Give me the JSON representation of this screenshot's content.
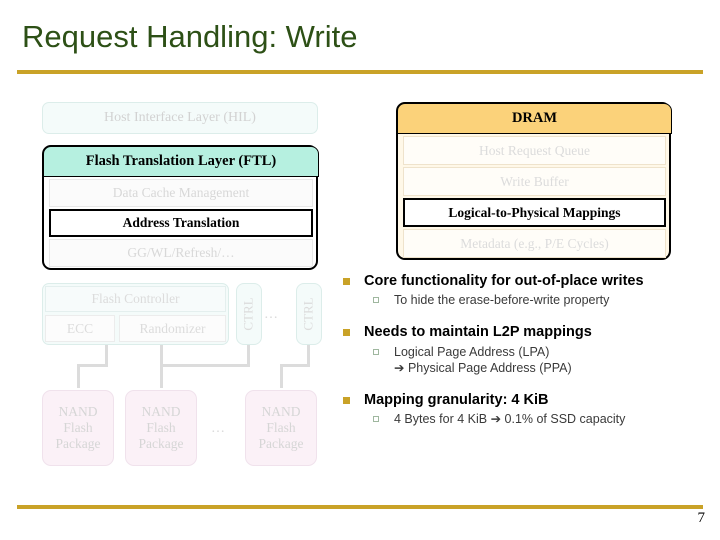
{
  "slide": {
    "title": "Request Handling: Write",
    "page_number": "7",
    "accent_color": "#c9a227",
    "title_color": "#2d5016"
  },
  "diagram": {
    "host_interface_layer": "Host Interface Layer (HIL)",
    "ftl": {
      "header": "Flash Translation Layer (FTL)",
      "rows": [
        "Data Cache Management",
        "Address Translation",
        "GG/WL/Refresh/…"
      ]
    },
    "dram": {
      "header": "DRAM",
      "rows": [
        "Host Request Queue",
        "Write Buffer",
        "Logical-to-Physical Mappings",
        "Metadata (e.g., P/E Cycles)"
      ]
    },
    "flash_controller": {
      "header": "Flash Controller",
      "ecc": "ECC",
      "randomizer": "Randomizer"
    },
    "ctrl_label": "CTRL",
    "ellipsis": "…",
    "nand_package": "NAND\nFlash\nPackage",
    "nand_line1": "NAND",
    "nand_line2": "Flash",
    "nand_line3": "Package"
  },
  "bullets": [
    {
      "level1": "Core functionality for out-of-place writes",
      "level2": [
        "To hide the erase-before-write property"
      ]
    },
    {
      "level1": "Needs to maintain L2P mappings",
      "level2": [
        "Logical Page Address (LPA)"
      ],
      "continuation": "➔ Physical Page Address (PPA)"
    },
    {
      "level1": "Mapping granularity: 4 KiB",
      "level2": [
        "4 Bytes for 4 KiB ➔ 0.1% of SSD capacity"
      ]
    }
  ]
}
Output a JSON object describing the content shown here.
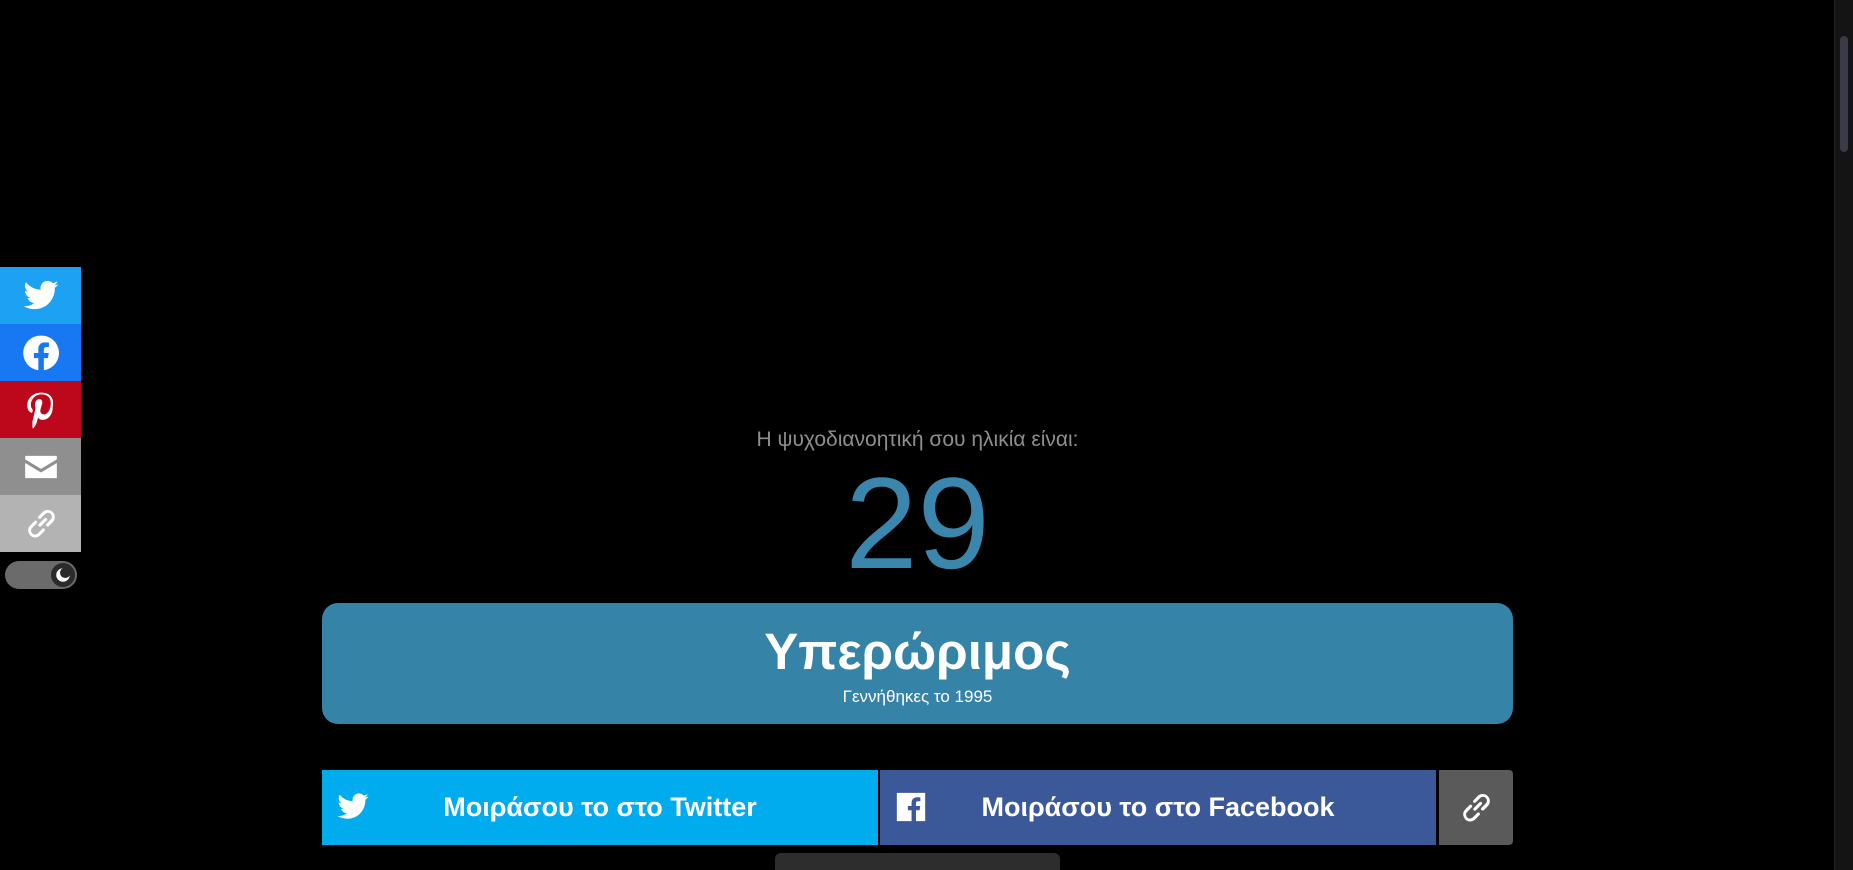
{
  "result": {
    "label": "Η ψυχοδιανοητική σου ηλικία είναι:",
    "age": "29",
    "title": "Υπερώριμος",
    "subtitle": "Γεννήθηκες το 1995"
  },
  "share": {
    "twitter_label": "Μοιράσου το στο Twitter",
    "facebook_label": "Μοιράσου το στο Facebook"
  },
  "share_rail": {
    "items": [
      "twitter-icon",
      "facebook-icon",
      "pinterest-icon",
      "email-icon",
      "link-icon"
    ]
  },
  "colors": {
    "accent": "#3683a8",
    "twitter": "#00acee",
    "facebook": "#3b5998",
    "pinterest": "#bd081c"
  }
}
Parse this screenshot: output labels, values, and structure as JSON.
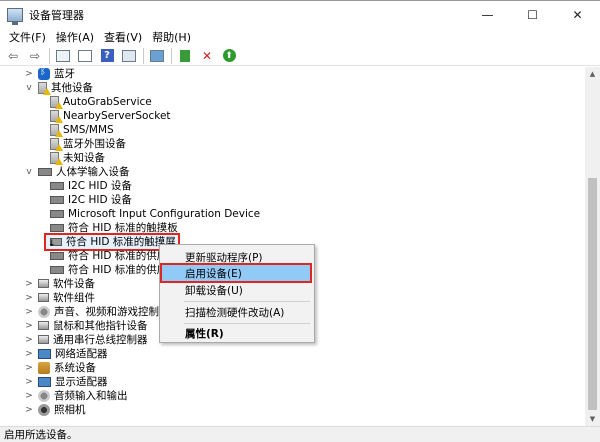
{
  "window": {
    "title": "设备管理器",
    "minimize_glyph": "—",
    "maximize_glyph": "☐",
    "close_glyph": "✕"
  },
  "menu": [
    "文件(F)",
    "操作(A)",
    "查看(V)",
    "帮助(H)"
  ],
  "toolbar": {
    "back_glyph": "⇦",
    "forward_glyph": "⇨",
    "help_glyph": "?",
    "uninstall_glyph": "✕",
    "update_glyph": "⬆"
  },
  "tree": {
    "bluetooth": "蓝牙",
    "other_devices": "其他设备",
    "other_children": [
      "AutoGrabService",
      "NearbyServerSocket",
      "SMS/MMS",
      "蓝牙外围设备",
      "未知设备"
    ],
    "hid": "人体学输入设备",
    "hid_children": [
      "I2C HID 设备",
      "I2C HID 设备",
      "Microsoft Input Configuration Device",
      "符合 HID 标准的触摸板",
      "符合 HID 标准的触摸屏",
      "符合 HID 标准的供应商",
      "符合 HID 标准的供应商"
    ],
    "categories": [
      "软件设备",
      "软件组件",
      "声音、视频和游戏控制器",
      "鼠标和其他指针设备",
      "通用串行总线控制器",
      "网络适配器",
      "系统设备",
      "显示适配器",
      "音频输入和输出",
      "照相机"
    ]
  },
  "context_menu": {
    "update_driver": "更新驱动程序(P)",
    "enable_device": "启用设备(E)",
    "uninstall_device": "卸载设备(U)",
    "scan_hardware": "扫描检测硬件改动(A)",
    "properties": "属性(R)"
  },
  "status_bar": "启用所选设备。",
  "colors": {
    "highlight_outline": "#e0261f",
    "menu_highlight": "#91c9f7",
    "bluetooth_icon": "#1b66c9"
  }
}
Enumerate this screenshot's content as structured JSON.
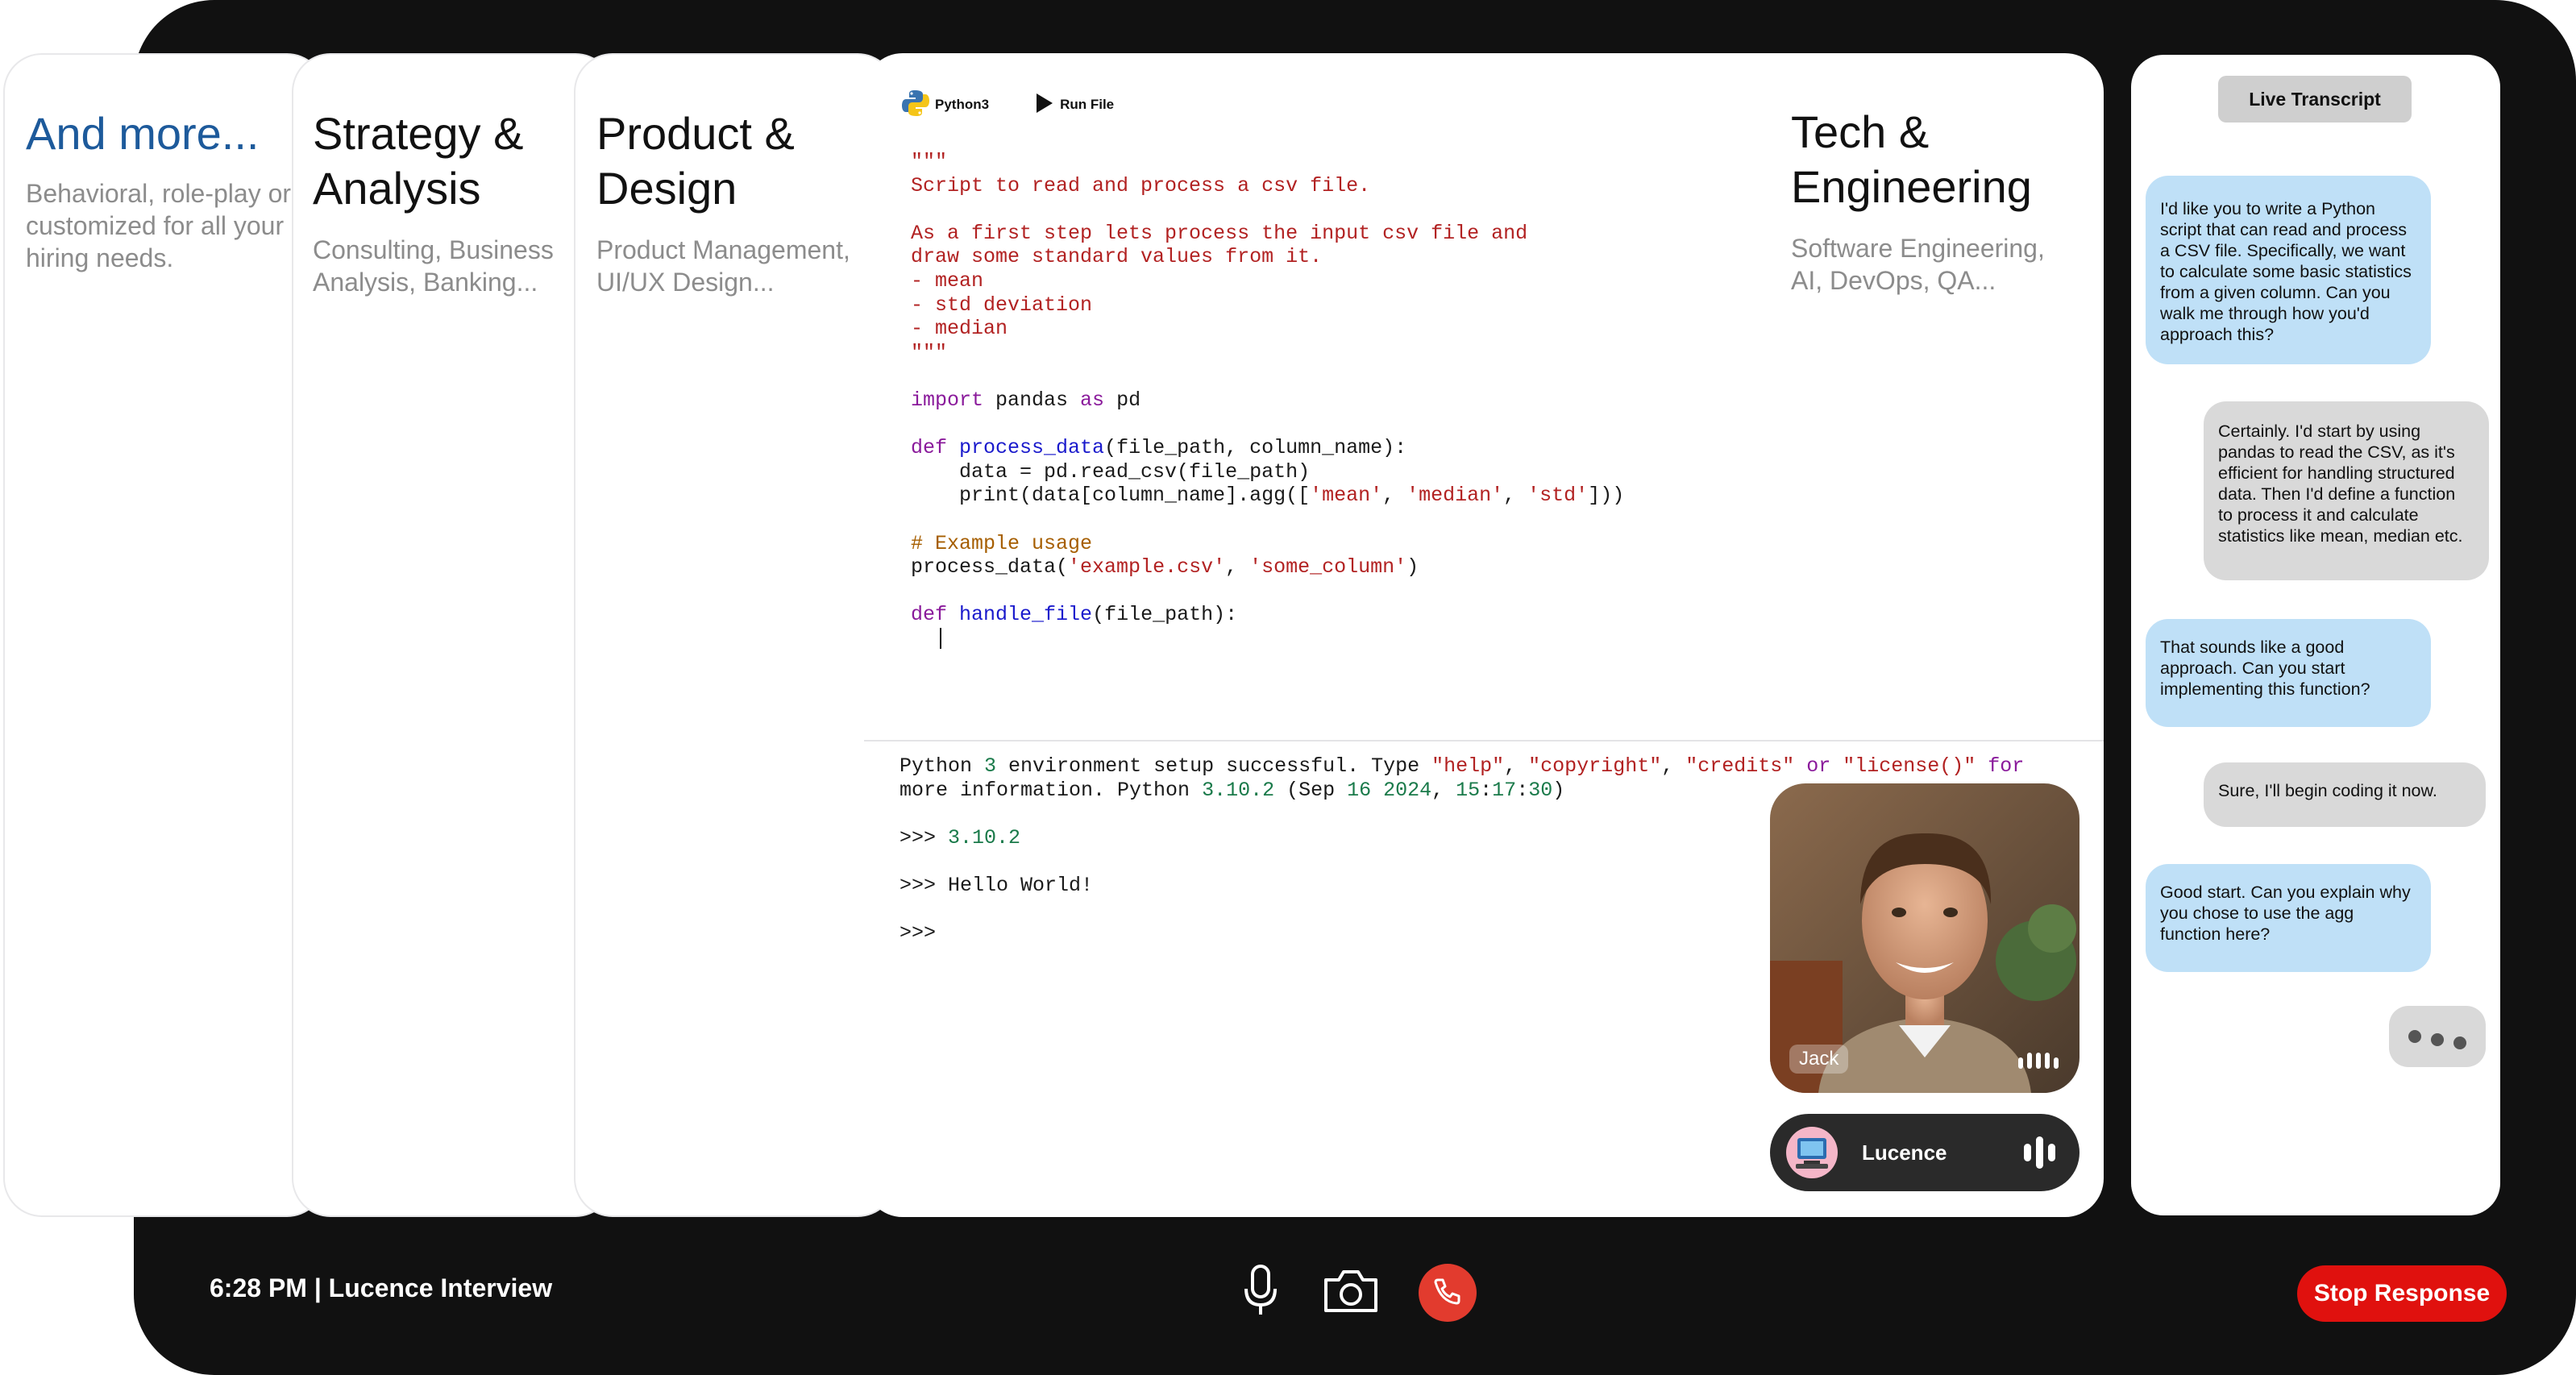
{
  "cards": {
    "more": {
      "title": "And more...",
      "subtitle": "Behavioral, role-play or customized for all your hiring needs."
    },
    "strategy": {
      "title": "Strategy & Analysis",
      "subtitle": "Consulting, Business Analysis, Banking..."
    },
    "product": {
      "title": "Product & Design",
      "subtitle": "Product Management, UI/UX Design..."
    },
    "tech": {
      "title": "Tech & Engineering",
      "subtitle": "Software Engineering, AI, DevOps, QA..."
    }
  },
  "editor": {
    "language_label": "Python3",
    "run_label": "Run File"
  },
  "console": {
    "l1a": "Python ",
    "l1b": "3",
    "l1c": " environment setup successful. Type ",
    "l1d": "\"help\"",
    "l1e": ", ",
    "l1f": "\"copyright\"",
    "l1g": ", ",
    "l1h": "\"credits\"",
    "l1i": " or ",
    "l1j": "\"license()\"",
    "l1k": " for",
    "l1l": " more information. Python ",
    "l1m": "3.10.2",
    "l1n": " (Sep ",
    "l1o": "16 2024",
    "l1p": ", ",
    "l1q": "15",
    "l1r": ":",
    "l1s": "17",
    "l1t": ":",
    "l1u": "30",
    "l1v": ")",
    "prompt": ">>> ",
    "out1": "3.10.2",
    "out2": "Hello World!"
  },
  "video": {
    "name": "Jack"
  },
  "interviewer": {
    "name": "Lucence"
  },
  "transcript": {
    "button": "Live Transcript",
    "m1": "I'd like you to write a Python script that can read and process a CSV file. Specifically, we want to calculate some basic statistics from a given column. Can you walk me through how you'd approach this?",
    "m2": "Certainly. I'd start by using pandas to read the CSV, as it's efficient for handling structured data. Then I'd define a function to process it and calculate statistics like mean, median etc.",
    "m3": "That sounds like a good approach. Can you start implementing this function?",
    "m4": "Sure, I'll begin coding it now.",
    "m5": "Good start. Can you explain why you chose to use the agg function here?"
  },
  "footer": {
    "status": "6:28 PM | Lucence Interview",
    "stop": "Stop Response"
  },
  "colors": {
    "accent_blue": "#1d5a9b",
    "stop_red": "#e0110e",
    "end_call": "#e23b2e",
    "bubble_blue": "#bfe0f7",
    "bubble_gray": "#d9d9d9"
  },
  "icons": [
    "python-logo-icon",
    "play-icon",
    "microphone-icon",
    "camera-icon",
    "phone-end-icon",
    "audio-bars-icon",
    "typing-dots-icon"
  ]
}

********

EXERCISE DIRECTIONS:
Pick out each line that holds the string "Engineering".

THE RESULT:
      "title": "Tech & Engineering",
      "subtitle": "Software Engineering, AI, DevOps, QA..."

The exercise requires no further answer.